[Records from a data source]
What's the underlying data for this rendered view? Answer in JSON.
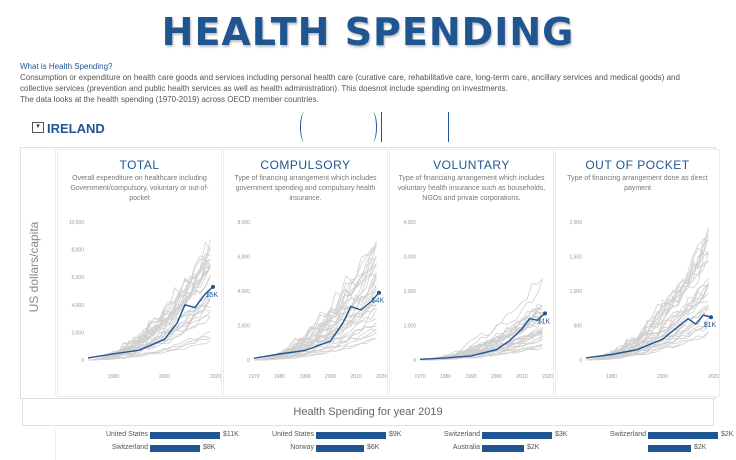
{
  "header": {
    "title": "HEALTH SPENDING",
    "question": "What is Health Spending?",
    "line1": "Consumption or expenditure on health care goods and services including personal health care (curative care, rehabilitative care, long-term care, ancillary services and medical goods) and",
    "line2": "collective services (prevention and public health services as well as health administration). This doesnot include spending on investments.",
    "line3": "The data looks at the health spending (1970-2019) across OECD member countries."
  },
  "filter": {
    "country": "IRELAND",
    "dropdown_icon": "chevron-down-icon"
  },
  "y_axis_label": "US dollars/capita",
  "accent_color": "#1f5591",
  "panels": [
    {
      "title": "TOTAL",
      "desc": "Overall expenditure on healthcare including Government/compulsory, voluntary or out-of-pocket"
    },
    {
      "title": "COMPULSORY",
      "desc": "Type of financing arrangement which includes government spending and compulsory health insurance."
    },
    {
      "title": "VOLUNTARY",
      "desc": "Type of financiang arrangement which includes voluntary health insurance such as households, NGOs and private corporations."
    },
    {
      "title": "OUT OF POCKET",
      "desc": "Type of financing arrangement done as direct payment"
    }
  ],
  "chart_data": [
    {
      "type": "line",
      "title": "TOTAL",
      "ylim": [
        0,
        10000
      ],
      "y_ticks": [
        "0",
        "2,000",
        "4,000",
        "6,000",
        "8,000",
        "10,000"
      ],
      "x_ticks": [
        "1980",
        "2000",
        "2020"
      ],
      "xlim": [
        1970,
        2019
      ],
      "highlight_series": {
        "name": "IRELAND",
        "label": "$5K",
        "x": [
          1970,
          1980,
          1990,
          2000,
          2005,
          2008,
          2012,
          2016,
          2019
        ],
        "y": [
          150,
          450,
          700,
          1500,
          2700,
          4000,
          3800,
          4800,
          5300
        ]
      }
    },
    {
      "type": "line",
      "title": "COMPULSORY",
      "ylim": [
        0,
        8000
      ],
      "y_ticks": [
        "0",
        "2,000",
        "4,000",
        "6,000",
        "8,000"
      ],
      "x_ticks": [
        "1970",
        "1980",
        "1990",
        "2000",
        "2010",
        "2020"
      ],
      "xlim": [
        1970,
        2019
      ],
      "highlight_series": {
        "name": "IRELAND",
        "label": "$4K",
        "x": [
          1970,
          1980,
          1990,
          2000,
          2005,
          2008,
          2012,
          2016,
          2019
        ],
        "y": [
          100,
          350,
          550,
          1100,
          2200,
          3100,
          2900,
          3400,
          3900
        ]
      }
    },
    {
      "type": "line",
      "title": "VOLUNTARY",
      "ylim": [
        0,
        4000
      ],
      "y_ticks": [
        "0",
        "1,000",
        "2,000",
        "3,000",
        "4,000"
      ],
      "x_ticks": [
        "1970",
        "1980",
        "1990",
        "2000",
        "2010",
        "2020"
      ],
      "xlim": [
        1970,
        2019
      ],
      "highlight_series": {
        "name": "IRELAND",
        "label": "$1K",
        "x": [
          1970,
          1980,
          1990,
          2000,
          2005,
          2010,
          2013,
          2016,
          2019
        ],
        "y": [
          20,
          60,
          120,
          300,
          550,
          900,
          1200,
          1150,
          1350
        ]
      }
    },
    {
      "type": "line",
      "title": "OUT OF POCKET",
      "ylim": [
        0,
        2000
      ],
      "y_ticks": [
        "0",
        "500",
        "1,000",
        "1,500",
        "2,000"
      ],
      "x_ticks": [
        "1980",
        "2000",
        "2020"
      ],
      "xlim": [
        1970,
        2019
      ],
      "highlight_series": {
        "name": "IRELAND",
        "label": "$1K",
        "x": [
          1970,
          1980,
          1990,
          2000,
          2005,
          2010,
          2013,
          2016,
          2019
        ],
        "y": [
          30,
          80,
          150,
          300,
          450,
          600,
          520,
          650,
          620
        ]
      }
    }
  ],
  "year_section": {
    "title": "Health Spending for year 2019"
  },
  "top_bars": [
    {
      "country": "United States",
      "value_label": "$11K",
      "fraction": 1.0,
      "second_country": "Switzerland",
      "second_label": "$8K",
      "second_fraction": 0.72
    },
    {
      "country": "United States",
      "value_label": "$9K",
      "fraction": 1.0,
      "second_country": "Norway",
      "second_label": "$6K",
      "second_fraction": 0.68
    },
    {
      "country": "Switzerland",
      "value_label": "$3K",
      "fraction": 1.0,
      "second_country": "Australia",
      "second_label": "$2K",
      "second_fraction": 0.6
    },
    {
      "country": "Switzerland",
      "value_label": "$2K",
      "fraction": 1.0,
      "second_country": "",
      "second_label": "$2K",
      "second_fraction": 0.62
    }
  ]
}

STATED EXERCISE
Without the pictures, restate all of the entries above verbatim.

COMPLETE OUTPUT
What's the underlying data for this rendered view? Answer in JSON.
{
  "header": {
    "title": "HEALTH SPENDING",
    "question": "What is Health Spending?",
    "line1": "Consumption or expenditure on health care goods and services including personal health care (curative care, rehabilitative care, long-term care, ancillary services and medical goods) and",
    "line2": "collective services (prevention and public health services as well as health administration). This doesnot include spending on investments.",
    "line3": "The data looks at the health spending (1970-2019) across OECD member countries."
  },
  "filter": {
    "country": "IRELAND",
    "dropdown_icon": "chevron-down-icon"
  },
  "y_axis_label": "US dollars/capita",
  "accent_color": "#1f5591",
  "panels": [
    {
      "title": "TOTAL",
      "desc": "Overall expenditure on healthcare including Government/compulsory, voluntary or out-of-pocket"
    },
    {
      "title": "COMPULSORY",
      "desc": "Type of financing arrangement which includes government spending and compulsory health insurance."
    },
    {
      "title": "VOLUNTARY",
      "desc": "Type of financiang arrangement which includes voluntary health insurance such as households, NGOs and private corporations."
    },
    {
      "title": "OUT OF POCKET",
      "desc": "Type of financing arrangement done as direct payment"
    }
  ],
  "chart_data": [
    {
      "type": "line",
      "title": "TOTAL",
      "ylim": [
        0,
        10000
      ],
      "y_ticks": [
        "0",
        "2,000",
        "4,000",
        "6,000",
        "8,000",
        "10,000"
      ],
      "x_ticks": [
        "1980",
        "2000",
        "2020"
      ],
      "xlim": [
        1970,
        2019
      ],
      "highlight_series": {
        "name": "IRELAND",
        "label": "$5K",
        "x": [
          1970,
          1980,
          1990,
          2000,
          2005,
          2008,
          2012,
          2016,
          2019
        ],
        "y": [
          150,
          450,
          700,
          1500,
          2700,
          4000,
          3800,
          4800,
          5300
        ]
      }
    },
    {
      "type": "line",
      "title": "COMPULSORY",
      "ylim": [
        0,
        8000
      ],
      "y_ticks": [
        "0",
        "2,000",
        "4,000",
        "6,000",
        "8,000"
      ],
      "x_ticks": [
        "1970",
        "1980",
        "1990",
        "2000",
        "2010",
        "2020"
      ],
      "xlim": [
        1970,
        2019
      ],
      "highlight_series": {
        "name": "IRELAND",
        "label": "$4K",
        "x": [
          1970,
          1980,
          1990,
          2000,
          2005,
          2008,
          2012,
          2016,
          2019
        ],
        "y": [
          100,
          350,
          550,
          1100,
          2200,
          3100,
          2900,
          3400,
          3900
        ]
      }
    },
    {
      "type": "line",
      "title": "VOLUNTARY",
      "ylim": [
        0,
        4000
      ],
      "y_ticks": [
        "0",
        "1,000",
        "2,000",
        "3,000",
        "4,000"
      ],
      "x_ticks": [
        "1970",
        "1980",
        "1990",
        "2000",
        "2010",
        "2020"
      ],
      "xlim": [
        1970,
        2019
      ],
      "highlight_series": {
        "name": "IRELAND",
        "label": "$1K",
        "x": [
          1970,
          1980,
          1990,
          2000,
          2005,
          2010,
          2013,
          2016,
          2019
        ],
        "y": [
          20,
          60,
          120,
          300,
          550,
          900,
          1200,
          1150,
          1350
        ]
      }
    },
    {
      "type": "line",
      "title": "OUT OF POCKET",
      "ylim": [
        0,
        2000
      ],
      "y_ticks": [
        "0",
        "500",
        "1,000",
        "1,500",
        "2,000"
      ],
      "x_ticks": [
        "1980",
        "2000",
        "2020"
      ],
      "xlim": [
        1970,
        2019
      ],
      "highlight_series": {
        "name": "IRELAND",
        "label": "$1K",
        "x": [
          1970,
          1980,
          1990,
          2000,
          2005,
          2010,
          2013,
          2016,
          2019
        ],
        "y": [
          30,
          80,
          150,
          300,
          450,
          600,
          520,
          650,
          620
        ]
      }
    }
  ],
  "year_section": {
    "title": "Health Spending for year 2019"
  },
  "top_bars": [
    {
      "country": "United States",
      "value_label": "$11K",
      "fraction": 1.0,
      "second_country": "Switzerland",
      "second_label": "$8K",
      "second_fraction": 0.72
    },
    {
      "country": "United States",
      "value_label": "$9K",
      "fraction": 1.0,
      "second_country": "Norway",
      "second_label": "$6K",
      "second_fraction": 0.68
    },
    {
      "country": "Switzerland",
      "value_label": "$3K",
      "fraction": 1.0,
      "second_country": "Australia",
      "second_label": "$2K",
      "second_fraction": 0.6
    },
    {
      "country": "Switzerland",
      "value_label": "$2K",
      "fraction": 1.0,
      "second_country": "",
      "second_label": "$2K",
      "second_fraction": 0.62
    }
  ]
}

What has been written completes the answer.